What you need to do ::
Exclude the pictures and reproduce the remaining data exactly as written.

Stored data ::
____________________
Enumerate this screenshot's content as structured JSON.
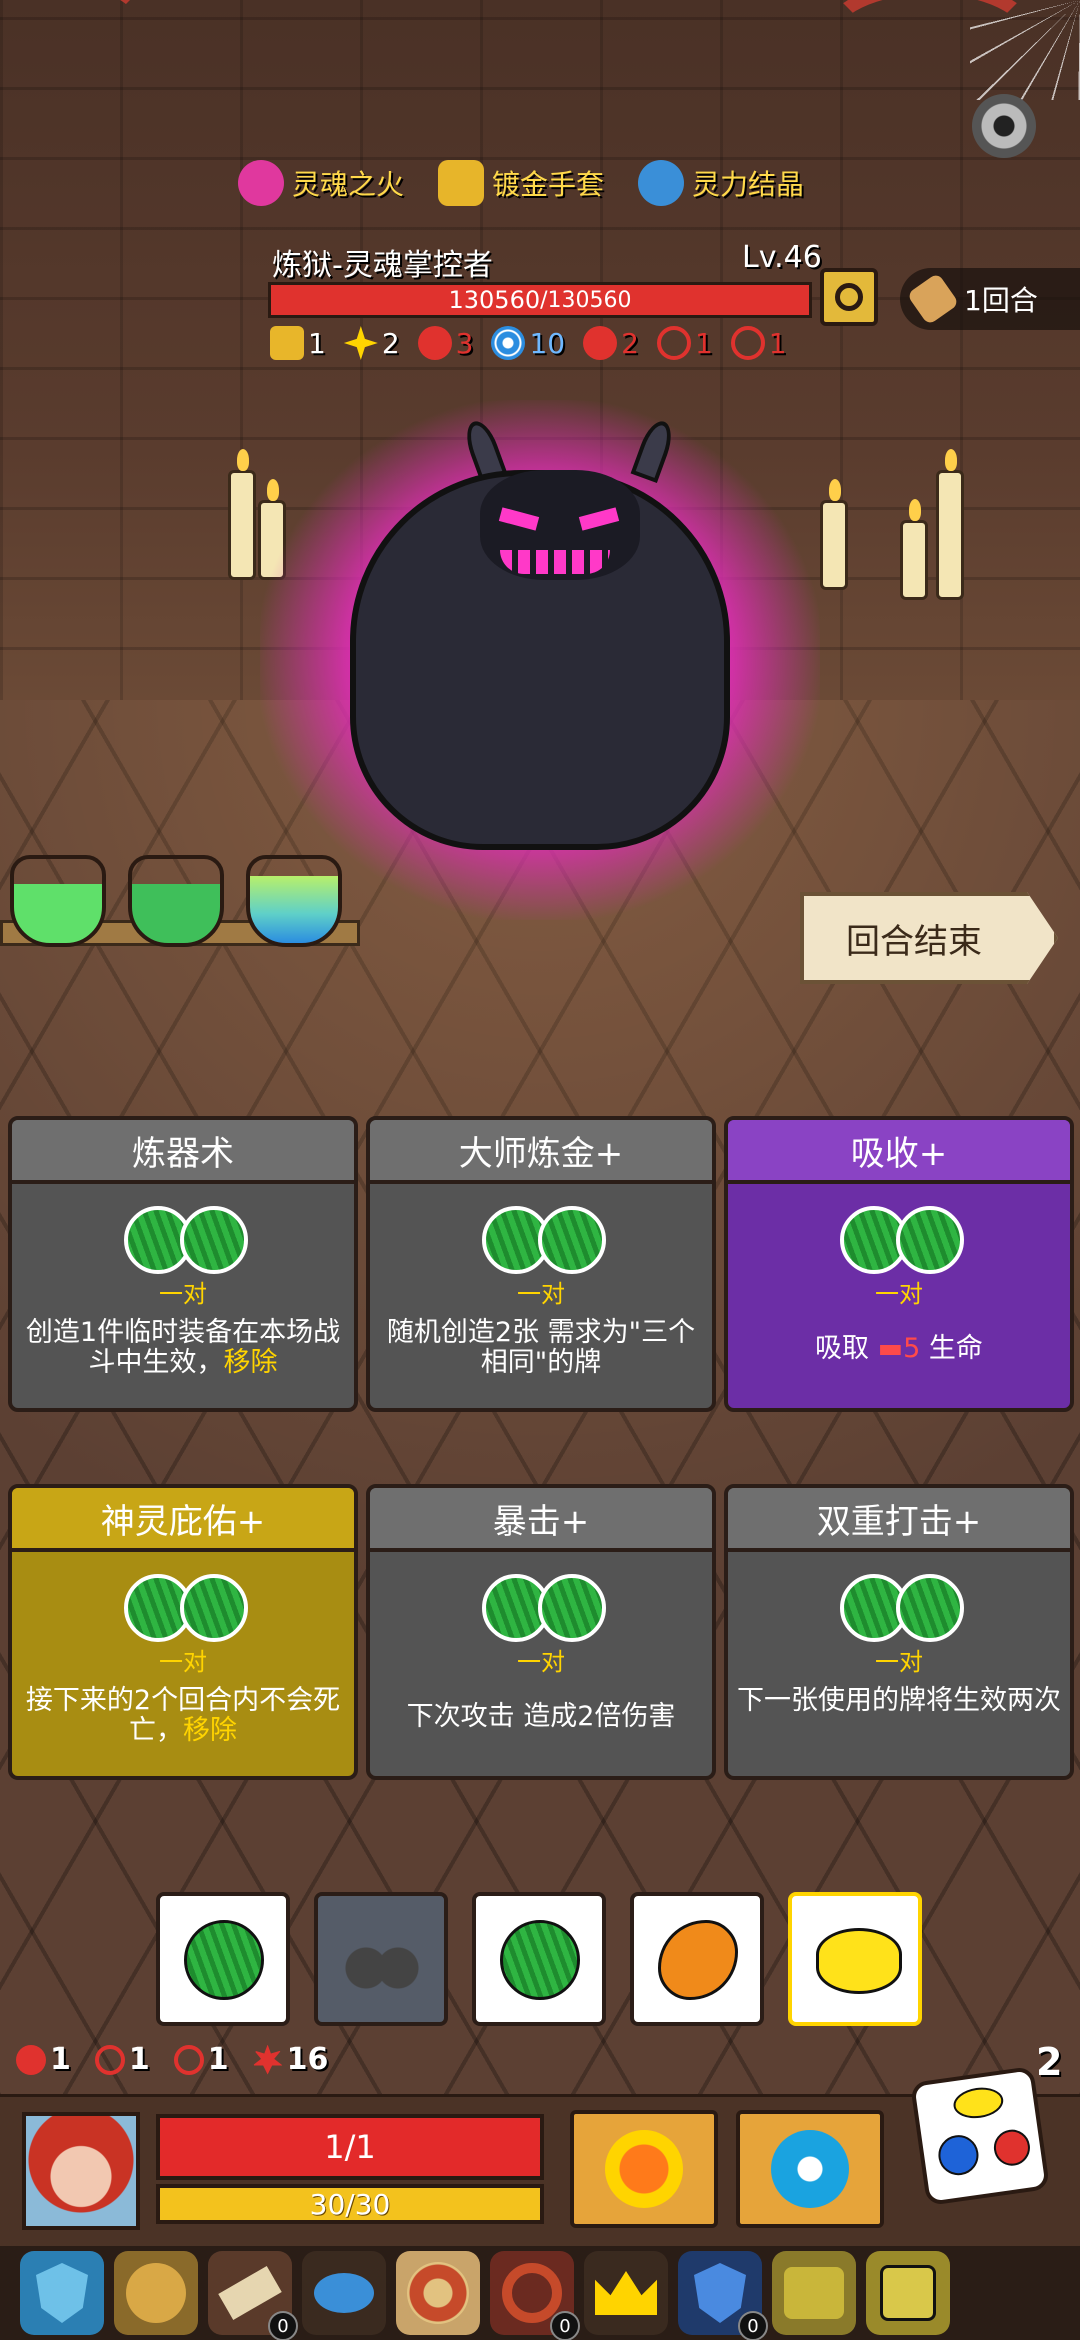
{
  "relics": [
    {
      "label": "灵魂之火",
      "icon": "soul-fire-icon",
      "color": "#e0389e"
    },
    {
      "label": "镀金手套",
      "icon": "gilded-glove-icon",
      "color": "#e7b52a"
    },
    {
      "label": "灵力结晶",
      "icon": "spirit-crystal-icon",
      "color": "#3a8fd8"
    }
  ],
  "boss": {
    "name": "炼狱-灵魂掌控者",
    "level": "Lv.46",
    "hp_current": "130560",
    "hp_max": " /130560",
    "buffs": [
      {
        "icon": "shield-icon",
        "value": "1",
        "color": "#e8b62a"
      },
      {
        "icon": "spark-icon",
        "value": "2",
        "color": "#ffd400"
      },
      {
        "icon": "claw-icon",
        "value": "3",
        "color": "#e0322e"
      },
      {
        "icon": "vortex-icon",
        "value": "10",
        "color": "#2b8de0"
      },
      {
        "icon": "bleed-icon",
        "value": "2",
        "color": "#e0322e"
      },
      {
        "icon": "spiral-icon",
        "value": "1",
        "color": "#e0322e"
      },
      {
        "icon": "slash-icon",
        "value": "1",
        "color": "#e0322e"
      }
    ]
  },
  "round": {
    "label": "1回合"
  },
  "end_turn": {
    "label": "回合结束"
  },
  "cards": [
    {
      "title": "炼器术",
      "pair": "一对",
      "desc": "创造1件临时装备在本场战斗中生效，",
      "hl": "移除",
      "style": "grey"
    },
    {
      "title": "大师炼金+",
      "pair": "一对",
      "desc": "随机创造2张 需求为\"三个相同\"的牌",
      "hl": "",
      "style": "grey"
    },
    {
      "title": "吸收+",
      "pair": "一对",
      "desc_pre": "吸取 ",
      "hp": "5",
      "desc_post": " 生命",
      "style": "purple"
    },
    {
      "title": "神灵庇佑+",
      "pair": "一对",
      "desc": "接下来的2个回合内不会死亡，",
      "hl": "移除",
      "style": "gold"
    },
    {
      "title": "暴击+",
      "pair": "一对",
      "desc": "下次攻击 造成2倍伤害",
      "hl": "",
      "style": "grey"
    },
    {
      "title": "双重打击+",
      "pair": "一对",
      "desc": "下一张使用的牌将生效两次",
      "hl": "",
      "style": "grey"
    }
  ],
  "dice": [
    {
      "face": "watermelon-icon",
      "color": "#2fb542",
      "selected": false
    },
    {
      "face": "cherry-icon",
      "color": "#555c68",
      "selected": true
    },
    {
      "face": "watermelon-icon",
      "color": "#2fb542",
      "selected": false
    },
    {
      "face": "orange-icon",
      "color": "#f08a1a",
      "selected": false
    },
    {
      "face": "lemon-icon",
      "color": "#ffe21a",
      "selected": false
    }
  ],
  "player": {
    "statuses": [
      {
        "icon": "bleed-icon",
        "value": "1"
      },
      {
        "icon": "spiral-icon",
        "value": "1"
      },
      {
        "icon": "slash-icon",
        "value": "1"
      },
      {
        "icon": "burst-icon",
        "value": "16"
      }
    ],
    "hp": "1/1",
    "shield": "30/30",
    "reroll_count": "2"
  },
  "items": [
    {
      "icon": "blue-shield-icon",
      "count": ""
    },
    {
      "icon": "lion-icon",
      "count": ""
    },
    {
      "icon": "scroll-icon",
      "count": "0"
    },
    {
      "icon": "blue-bird-icon",
      "count": ""
    },
    {
      "icon": "pie-icon",
      "count": ""
    },
    {
      "icon": "wreath-icon",
      "count": "0"
    },
    {
      "icon": "crown-icon",
      "count": ""
    },
    {
      "icon": "eye-shield-icon",
      "count": "0"
    },
    {
      "icon": "eye-box-icon",
      "count": ""
    },
    {
      "icon": "dice-cube-icon",
      "count": ""
    }
  ]
}
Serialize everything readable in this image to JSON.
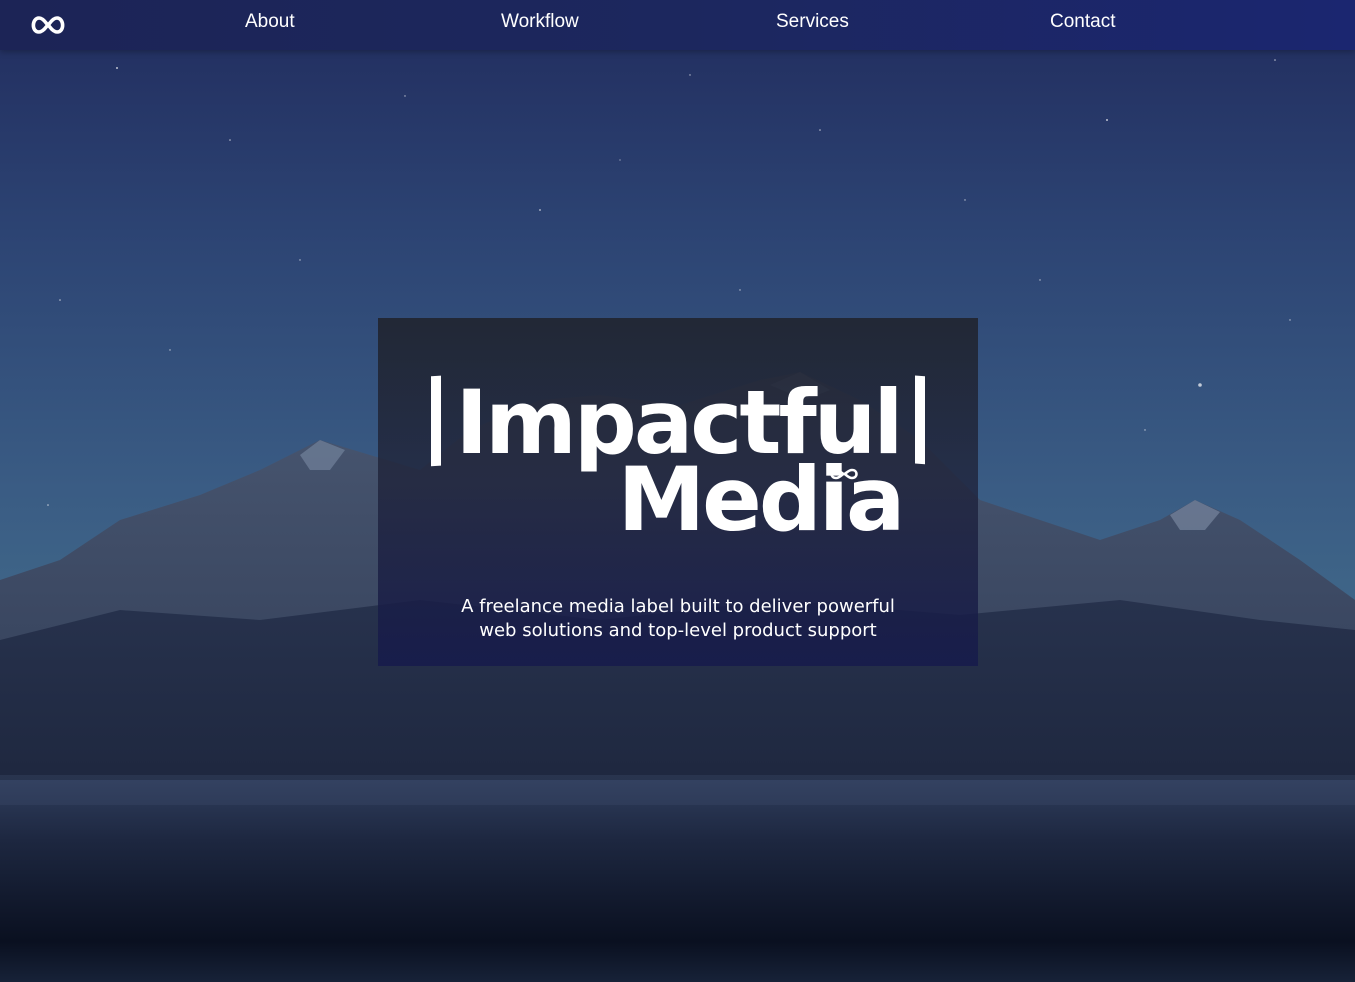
{
  "nav": {
    "logo_icon": "infinity-icon",
    "links": [
      {
        "label": "About"
      },
      {
        "label": "Workflow"
      },
      {
        "label": "Services"
      },
      {
        "label": "Contact"
      }
    ]
  },
  "hero": {
    "title_line1": "Impactful",
    "title_line2": "Media",
    "tagline_line1": "A freelance media label built to deliver powerful",
    "tagline_line2": "web solutions and top-level product support",
    "background": "starry-mountain-night-photo"
  },
  "colors": {
    "nav_bg": "#1c2456",
    "text": "#ffffff",
    "card_bg": "#212530"
  }
}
____________________
Written answer ::
Enumerate this screenshot's content as structured JSON.
{
  "relics": [
    {
      "label": "灵魂之火",
      "icon": "soul-fire-icon",
      "color": "#e0389e"
    },
    {
      "label": "镀金手套",
      "icon": "gilded-glove-icon",
      "color": "#e7b52a"
    },
    {
      "label": "灵力结晶",
      "icon": "spirit-crystal-icon",
      "color": "#3a8fd8"
    }
  ],
  "boss": {
    "name": "炼狱-灵魂掌控者",
    "level": "Lv.46",
    "hp_current": "130560",
    "hp_max": " /130560",
    "buffs": [
      {
        "icon": "shield-icon",
        "value": "1",
        "color": "#e8b62a"
      },
      {
        "icon": "spark-icon",
        "value": "2",
        "color": "#ffd400"
      },
      {
        "icon": "claw-icon",
        "value": "3",
        "color": "#e0322e"
      },
      {
        "icon": "vortex-icon",
        "value": "10",
        "color": "#2b8de0"
      },
      {
        "icon": "bleed-icon",
        "value": "2",
        "color": "#e0322e"
      },
      {
        "icon": "spiral-icon",
        "value": "1",
        "color": "#e0322e"
      },
      {
        "icon": "slash-icon",
        "value": "1",
        "color": "#e0322e"
      }
    ]
  },
  "round": {
    "label": "1回合"
  },
  "end_turn": {
    "label": "回合结束"
  },
  "cards": [
    {
      "title": "炼器术",
      "pair": "一对",
      "desc": "创造1件临时装备在本场战斗中生效，",
      "hl": "移除",
      "style": "grey"
    },
    {
      "title": "大师炼金+",
      "pair": "一对",
      "desc": "随机创造2张 需求为\"三个相同\"的牌",
      "hl": "",
      "style": "grey"
    },
    {
      "title": "吸收+",
      "pair": "一对",
      "desc_pre": "吸取 ",
      "hp": "5",
      "desc_post": " 生命",
      "style": "purple"
    },
    {
      "title": "神灵庇佑+",
      "pair": "一对",
      "desc": "接下来的2个回合内不会死亡，",
      "hl": "移除",
      "style": "gold"
    },
    {
      "title": "暴击+",
      "pair": "一对",
      "desc": "下次攻击 造成2倍伤害",
      "hl": "",
      "style": "grey"
    },
    {
      "title": "双重打击+",
      "pair": "一对",
      "desc": "下一张使用的牌将生效两次",
      "hl": "",
      "style": "grey"
    }
  ],
  "dice": [
    {
      "face": "watermelon-icon",
      "color": "#2fb542",
      "selected": false
    },
    {
      "face": "cherry-icon",
      "color": "#555c68",
      "selected": true
    },
    {
      "face": "watermelon-icon",
      "color": "#2fb542",
      "selected": false
    },
    {
      "face": "orange-icon",
      "color": "#f08a1a",
      "selected": false
    },
    {
      "face": "lemon-icon",
      "color": "#ffe21a",
      "selected": false
    }
  ],
  "player": {
    "statuses": [
      {
        "icon": "bleed-icon",
        "value": "1"
      },
      {
        "icon": "spiral-icon",
        "value": "1"
      },
      {
        "icon": "slash-icon",
        "value": "1"
      },
      {
        "icon": "burst-icon",
        "value": "16"
      }
    ],
    "hp": "1/1",
    "shield": "30/30",
    "reroll_count": "2"
  },
  "items": [
    {
      "icon": "blue-shield-icon",
      "count": ""
    },
    {
      "icon": "lion-icon",
      "count": ""
    },
    {
      "icon": "scroll-icon",
      "count": "0"
    },
    {
      "icon": "blue-bird-icon",
      "count": ""
    },
    {
      "icon": "pie-icon",
      "count": ""
    },
    {
      "icon": "wreath-icon",
      "count": "0"
    },
    {
      "icon": "crown-icon",
      "count": ""
    },
    {
      "icon": "eye-shield-icon",
      "count": "0"
    },
    {
      "icon": "eye-box-icon",
      "count": ""
    },
    {
      "icon": "dice-cube-icon",
      "count": ""
    }
  ]
}
Serialize everything readable in this image to JSON.
{
  "nav": {
    "logo_icon": "infinity-icon",
    "links": [
      {
        "label": "About"
      },
      {
        "label": "Workflow"
      },
      {
        "label": "Services"
      },
      {
        "label": "Contact"
      }
    ]
  },
  "hero": {
    "title_line1": "Impactful",
    "title_line2": "Media",
    "tagline_line1": "A freelance media label built to deliver powerful",
    "tagline_line2": "web solutions and top-level product support",
    "background": "starry-mountain-night-photo"
  },
  "colors": {
    "nav_bg": "#1c2456",
    "text": "#ffffff",
    "card_bg": "#212530"
  }
}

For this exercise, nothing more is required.